(begin)

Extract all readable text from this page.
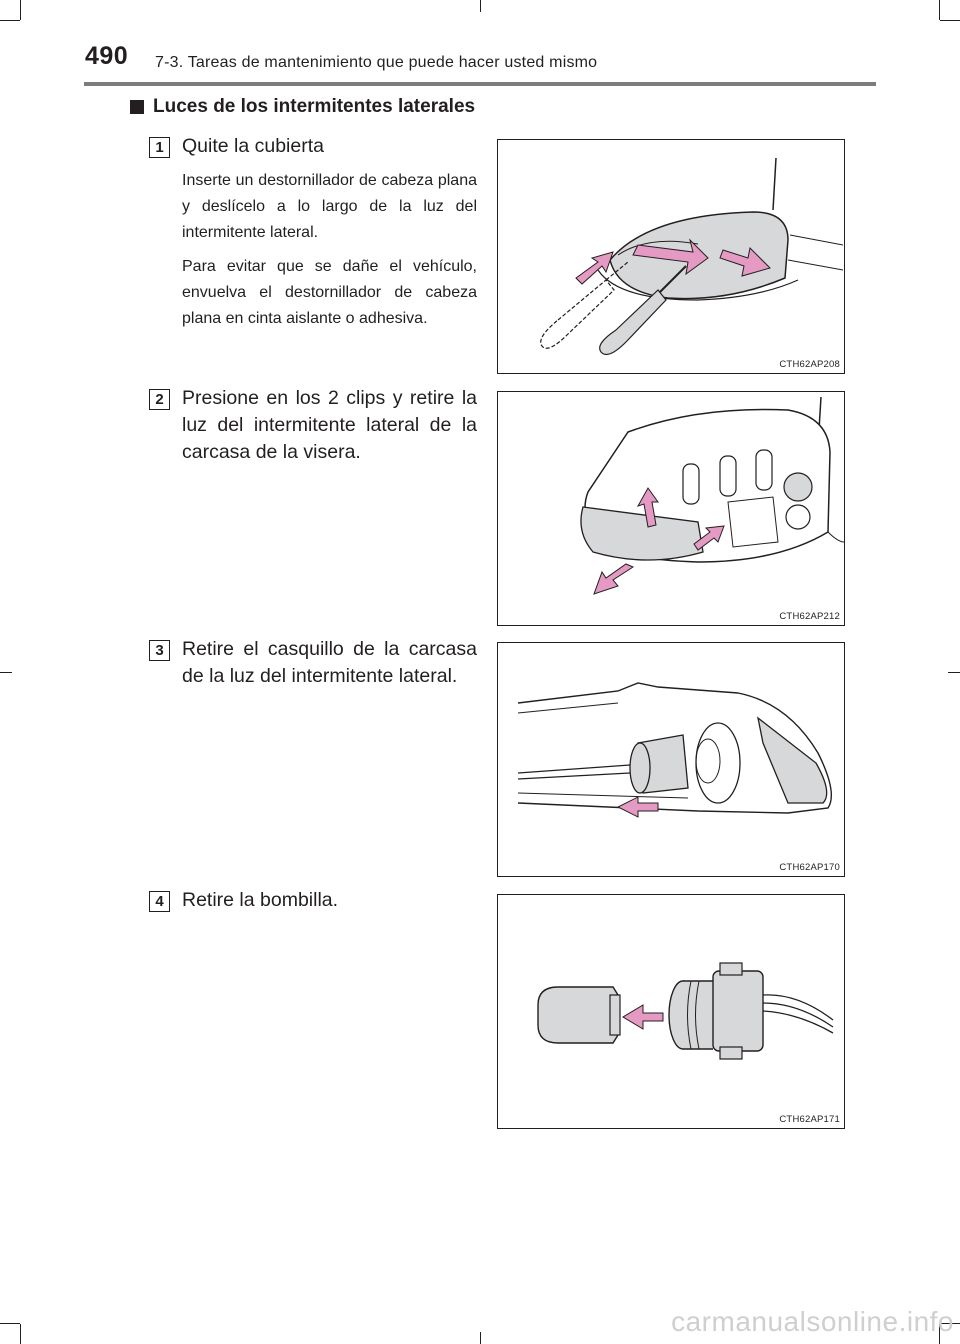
490 7-3. Tareas de mantenimiento que puede hacer usted mismo
Luces de los intermitentes laterales
1 Quite la cubierta
Inserte un destornillador de cabeza plana y deslícelo a lo largo de la luz del intermitente lateral.
Para evitar que se dañe el vehículo, envuelva el destornillador de cabeza plana en cinta aislante o adhesiva.
CTH62AP208
2 Presione en los 2 clips y retire la luz del intermitente lateral de la carcasa de la visera.
CTH62AP212
3 Retire el casquillo de la carcasa de la luz del intermitente lateral.
CTH62AP170
4 Retire la bombilla.
CTH62AP171
carmanualsonline.info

(end)

Check each line of the records for the word "carcasa", and show the lines that contain it.

2 Presione en los 2 clips y retire la luz del intermitente lateral de la carcasa de la visera.
3 Retire el casquillo de la carcasa de la luz del intermitente lateral.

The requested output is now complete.